Repeat the material below exactly, line for line.

- Data for processing -
-=-=-=-=-

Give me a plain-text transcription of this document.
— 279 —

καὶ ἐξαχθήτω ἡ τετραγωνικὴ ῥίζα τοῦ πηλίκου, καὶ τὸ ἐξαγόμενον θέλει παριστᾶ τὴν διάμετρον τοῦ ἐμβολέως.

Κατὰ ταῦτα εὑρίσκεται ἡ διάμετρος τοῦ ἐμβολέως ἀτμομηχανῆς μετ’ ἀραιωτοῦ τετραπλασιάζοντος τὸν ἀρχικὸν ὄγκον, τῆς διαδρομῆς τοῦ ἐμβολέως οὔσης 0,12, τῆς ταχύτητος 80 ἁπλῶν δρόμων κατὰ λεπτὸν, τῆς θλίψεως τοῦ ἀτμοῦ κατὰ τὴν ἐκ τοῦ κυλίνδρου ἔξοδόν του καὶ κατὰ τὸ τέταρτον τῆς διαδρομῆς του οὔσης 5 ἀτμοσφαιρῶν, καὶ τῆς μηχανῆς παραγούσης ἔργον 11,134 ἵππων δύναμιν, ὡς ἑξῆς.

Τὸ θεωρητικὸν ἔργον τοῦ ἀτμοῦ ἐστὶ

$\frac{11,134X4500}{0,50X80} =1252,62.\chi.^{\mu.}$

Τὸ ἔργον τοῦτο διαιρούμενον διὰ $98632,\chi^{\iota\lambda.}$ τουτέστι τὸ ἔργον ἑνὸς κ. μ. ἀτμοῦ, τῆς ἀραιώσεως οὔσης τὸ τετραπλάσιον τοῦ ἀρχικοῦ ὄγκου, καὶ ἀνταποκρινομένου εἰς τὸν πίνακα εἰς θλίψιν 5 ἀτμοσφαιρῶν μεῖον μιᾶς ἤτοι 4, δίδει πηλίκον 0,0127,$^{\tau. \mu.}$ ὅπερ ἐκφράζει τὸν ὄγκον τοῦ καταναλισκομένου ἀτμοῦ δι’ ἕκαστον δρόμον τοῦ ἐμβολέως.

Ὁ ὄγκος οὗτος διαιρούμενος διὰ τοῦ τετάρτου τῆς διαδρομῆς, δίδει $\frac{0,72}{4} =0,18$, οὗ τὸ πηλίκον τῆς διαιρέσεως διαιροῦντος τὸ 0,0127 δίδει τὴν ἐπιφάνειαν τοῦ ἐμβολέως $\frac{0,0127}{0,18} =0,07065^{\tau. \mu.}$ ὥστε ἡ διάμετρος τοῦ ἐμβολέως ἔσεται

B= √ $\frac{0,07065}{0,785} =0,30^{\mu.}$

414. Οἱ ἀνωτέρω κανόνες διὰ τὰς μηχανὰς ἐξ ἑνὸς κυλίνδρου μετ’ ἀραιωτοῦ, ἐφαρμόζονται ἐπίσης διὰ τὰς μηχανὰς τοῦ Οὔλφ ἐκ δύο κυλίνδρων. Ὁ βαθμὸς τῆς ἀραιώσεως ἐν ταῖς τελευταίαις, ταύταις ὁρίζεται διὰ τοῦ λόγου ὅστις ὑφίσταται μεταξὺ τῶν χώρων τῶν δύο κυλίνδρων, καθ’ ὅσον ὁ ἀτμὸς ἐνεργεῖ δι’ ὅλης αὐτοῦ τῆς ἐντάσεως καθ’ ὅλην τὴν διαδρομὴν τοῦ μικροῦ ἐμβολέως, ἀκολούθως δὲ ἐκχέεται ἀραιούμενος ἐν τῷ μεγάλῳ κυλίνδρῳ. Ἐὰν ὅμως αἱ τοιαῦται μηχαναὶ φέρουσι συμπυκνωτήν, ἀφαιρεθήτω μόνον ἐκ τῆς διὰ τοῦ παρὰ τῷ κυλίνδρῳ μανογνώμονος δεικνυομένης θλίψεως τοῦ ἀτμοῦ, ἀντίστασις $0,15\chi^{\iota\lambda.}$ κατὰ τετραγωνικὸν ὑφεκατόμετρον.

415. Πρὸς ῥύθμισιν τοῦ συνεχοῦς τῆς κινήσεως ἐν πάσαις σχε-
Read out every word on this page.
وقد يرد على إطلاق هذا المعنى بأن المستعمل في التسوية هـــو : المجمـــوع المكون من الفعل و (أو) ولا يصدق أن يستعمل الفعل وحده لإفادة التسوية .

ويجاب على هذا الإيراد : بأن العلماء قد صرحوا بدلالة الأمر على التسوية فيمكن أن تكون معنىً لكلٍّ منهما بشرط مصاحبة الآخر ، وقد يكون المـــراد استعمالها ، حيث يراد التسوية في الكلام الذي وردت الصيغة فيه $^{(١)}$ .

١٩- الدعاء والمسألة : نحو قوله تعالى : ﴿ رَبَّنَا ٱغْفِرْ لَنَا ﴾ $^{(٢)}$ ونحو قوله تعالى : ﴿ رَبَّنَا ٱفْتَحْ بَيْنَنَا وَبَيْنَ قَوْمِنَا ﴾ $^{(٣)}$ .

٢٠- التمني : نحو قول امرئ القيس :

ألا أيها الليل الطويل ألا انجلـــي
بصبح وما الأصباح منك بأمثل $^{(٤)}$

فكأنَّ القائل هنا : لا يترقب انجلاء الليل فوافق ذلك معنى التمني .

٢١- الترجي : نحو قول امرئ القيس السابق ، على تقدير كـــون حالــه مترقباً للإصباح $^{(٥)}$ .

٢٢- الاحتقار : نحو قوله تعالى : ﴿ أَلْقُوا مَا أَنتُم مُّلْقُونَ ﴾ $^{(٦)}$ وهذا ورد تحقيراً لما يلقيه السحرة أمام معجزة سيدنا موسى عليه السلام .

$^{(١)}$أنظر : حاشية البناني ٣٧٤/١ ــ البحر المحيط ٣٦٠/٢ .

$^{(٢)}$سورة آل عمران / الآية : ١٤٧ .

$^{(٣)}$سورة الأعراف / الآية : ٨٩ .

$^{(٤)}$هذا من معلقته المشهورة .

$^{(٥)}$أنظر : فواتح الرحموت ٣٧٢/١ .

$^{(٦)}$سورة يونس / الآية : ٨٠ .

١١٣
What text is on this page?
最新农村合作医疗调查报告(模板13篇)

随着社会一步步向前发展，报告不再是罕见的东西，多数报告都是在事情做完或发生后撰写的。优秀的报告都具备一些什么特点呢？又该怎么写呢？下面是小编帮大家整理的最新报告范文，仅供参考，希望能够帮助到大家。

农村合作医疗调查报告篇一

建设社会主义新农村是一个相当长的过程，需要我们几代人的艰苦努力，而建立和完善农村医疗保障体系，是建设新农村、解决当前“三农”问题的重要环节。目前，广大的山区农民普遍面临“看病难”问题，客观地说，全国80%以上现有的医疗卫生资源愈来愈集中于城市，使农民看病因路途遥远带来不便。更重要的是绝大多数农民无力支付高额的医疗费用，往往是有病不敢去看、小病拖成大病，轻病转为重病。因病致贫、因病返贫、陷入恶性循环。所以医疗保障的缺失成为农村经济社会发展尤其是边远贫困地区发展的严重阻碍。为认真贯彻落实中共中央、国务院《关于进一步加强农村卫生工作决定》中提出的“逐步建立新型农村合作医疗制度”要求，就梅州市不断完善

-=-=-=-=-

- The solution -
Give me a plain-text transcription of this document.
— 279 —

καὶ ἐξαχθήτω ἡ τετραγωνικὴ ῥίζα τοῦ πηλίκου, καὶ τὸ ἐξαγόμενον θέλει παριστᾶ τὴν διάμετρον τοῦ ἐμβολέως.

Κατὰ ταῦτα εὑρίσκεται ἡ διάμετρος τοῦ ἐμβολέως ἀτμομηχανῆς μετ’ ἀραιωτοῦ τετραπλασιάζοντος τὸν ἀρχικὸν ὄγκον, τῆς διαδρομῆς τοῦ ἐμβολέως οὔσης 0,12, τῆς ταχύτητος 80 ἁπλῶν δρόμων κατὰ λεπτὸν, τῆς θλίψεως τοῦ ἀτμοῦ κατὰ τὴν ἐκ τοῦ κυλίνδρου ἔξοδόν του καὶ κατὰ τὸ τέταρτον τῆς διαδρομῆς του οὔσης 5 ἀτμοσφαιρῶν, καὶ τῆς μηχανῆς παραγούσης ἔργον 11,134 ἵππων δύναμιν, ὡς ἑξῆς.

Τὸ θεωρητικὸν ἔργον τοῦ ἀτμοῦ ἐστὶ

$\frac{11,134X4500}{0,50X80} =1252,62.\chi.^{\mu.}$

Τὸ ἔργον τοῦτο διαιρούμενον διὰ $98632,\chi^{\iota\lambda.}$ τουτέστι τὸ ἔργον ἑνὸς κ. μ. ἀτμοῦ, τῆς ἀραιώσεως οὔσης τὸ τετραπλάσιον τοῦ ἀρχικοῦ ὄγκου, καὶ ἀνταποκρινομένου εἰς τὸν πίνακα εἰς θλίψιν 5 ἀτμοσφαιρῶν μεῖον μιᾶς ἤτοι 4, δίδει πηλίκον 0,0127,$^{\tau. \mu.}$ ὅπερ ἐκφράζει τὸν ὄγκον τοῦ καταναλισκομένου ἀτμοῦ δι’ ἕκαστον δρόμον τοῦ ἐμβολέως.

Ὁ ὄγκος οὗτος διαιρούμενος διὰ τοῦ τετάρτου τῆς διαδρομῆς, δίδει $\frac{0,72}{4} =0,18$, οὗ τὸ πηλίκον τῆς διαιρέσεως διαιροῦντος τὸ 0,0127 δίδει τὴν ἐπιφάνειαν τοῦ ἐμβολέως $\frac{0,0127}{0,18} =0,07065^{\tau. \mu.}$ ὥστε ἡ διάμετρος τοῦ ἐμβολέως ἔσεται

B= √ $\frac{0,07065}{0,785} =0,30^{\mu.}$

414. Οἱ ἀνωτέρω κανόνες διὰ τὰς μηχανὰς ἐξ ἑνὸς κυλίνδρου μετ’ ἀραιωτοῦ, ἐφαρμόζονται ἐπίσης διὰ τὰς μηχανὰς τοῦ Οὔλφ ἐκ δύο κυλίνδρων. Ὁ βαθμὸς τῆς ἀραιώσεως ἐν ταῖς τελευταίαις, ταύταις ὁρίζεται διὰ τοῦ λόγου ὅστις ὑφίσταται μεταξὺ τῶν χώρων τῶν δύο κυλίνδρων, καθ’ ὅσον ὁ ἀτμὸς ἐνεργεῖ δι’ ὅλης αὐτοῦ τῆς ἐντάσεως καθ’ ὅλην τὴν διαδρομὴν τοῦ μικροῦ ἐμβολέως, ἀκολούθως δὲ ἐκχέεται ἀραιούμενος ἐν τῷ μεγάλῳ κυλίνδρῳ. Ἐὰν ὅμως αἱ τοιαῦται μηχαναὶ φέρουσι συμπυκνωτήν, ἀφαιρεθήτω μόνον ἐκ τῆς διὰ τοῦ παρὰ τῷ κυλίνδρῳ μανογνώμονος δεικνυομένης θλίψεως τοῦ ἀτμοῦ, ἀντίστασις $0,15\chi^{\iota\lambda.}$ κατὰ τετραγωνικὸν ὑφεκατόμετρον.

415. Πρὸς ῥύθμισιν τοῦ συνεχοῦς τῆς κινήσεως ἐν πάσαις σχε-
Read out every word on this page.
وقد يرد على إطلاق هذا المعنى بأن المستعمل في التسوية هـــو : المجمـــوع المكون من الفعل و (أو) ولا يصدق أن يستعمل الفعل وحده لإفادة التسوية .

ويجاب على هذا الإيراد : بأن العلماء قد صرحوا بدلالة الأمر على التسوية فيمكن أن تكون معنىً لكلٍّ منهما بشرط مصاحبة الآخر ، وقد يكون المـــراد استعمالها ، حيث يراد التسوية في الكلام الذي وردت الصيغة فيه $^{(١)}$ .

١٩- الدعاء والمسألة : نحو قوله تعالى : ﴿ رَبَّنَا ٱغْفِرْ لَنَا ﴾ $^{(٢)}$ ونحو قوله تعالى : ﴿ رَبَّنَا ٱفْتَحْ بَيْنَنَا وَبَيْنَ قَوْمِنَا ﴾ $^{(٣)}$ .

٢٠- التمني : نحو قول امرئ القيس :

ألا أيها الليل الطويل ألا انجلـــي
بصبح وما الأصباح منك بأمثل $^{(٤)}$

فكأنَّ القائل هنا : لا يترقب انجلاء الليل فوافق ذلك معنى التمني .

٢١- الترجي : نحو قول امرئ القيس السابق ، على تقدير كـــون حالــه مترقباً للإصباح $^{(٥)}$ .

٢٢- الاحتقار : نحو قوله تعالى : ﴿ أَلْقُوا مَا أَنتُم مُّلْقُونَ ﴾ $^{(٦)}$ وهذا ورد تحقيراً لما يلقيه السحرة أمام معجزة سيدنا موسى عليه السلام .

$^{(١)}$أنظر : حاشية البناني ٣٧٤/١ ــ البحر المحيط ٣٦٠/٢ .

$^{(٢)}$سورة آل عمران / الآية : ١٤٧ .

$^{(٣)}$سورة الأعراف / الآية : ٨٩ .

$^{(٤)}$هذا من معلقته المشهورة .

$^{(٥)}$أنظر : فواتح الرحموت ٣٧٢/١ .

$^{(٦)}$سورة يونس / الآية : ٨٠ .

١١٣
What text is on this page?
最新农村合作医疗调查报告(模板13篇)

随着社会一步步向前发展，报告不再是罕见的东西，多数报告都是在事情做完或发生后撰写的。优秀的报告都具备一些什么特点呢？又该怎么写呢？下面是小编帮大家整理的最新报告范文，仅供参考，希望能够帮助到大家。

农村合作医疗调查报告篇一

建设社会主义新农村是一个相当长的过程，需要我们几代人的艰苦努力，而建立和完善农村医疗保障体系，是建设新农村、解决当前“三农”问题的重要环节。目前，广大的山区农民普遍面临“看病难”问题，客观地说，全国80%以上现有的医疗卫生资源愈来愈集中于城市，使农民看病因路途遥远带来不便。更重要的是绝大多数农民无力支付高额的医疗费用，往往是有病不敢去看、小病拖成大病，轻病转为重病。因病致贫、因病返贫、陷入恶性循环。所以医疗保障的缺失成为农村经济社会发展尤其是边远贫困地区发展的严重阻碍。为认真贯彻落实中共中央、国务院《关于进一步加强农村卫生工作决定》中提出的“逐步建立新型农村合作医疗制度”要求，就梅州市不断完善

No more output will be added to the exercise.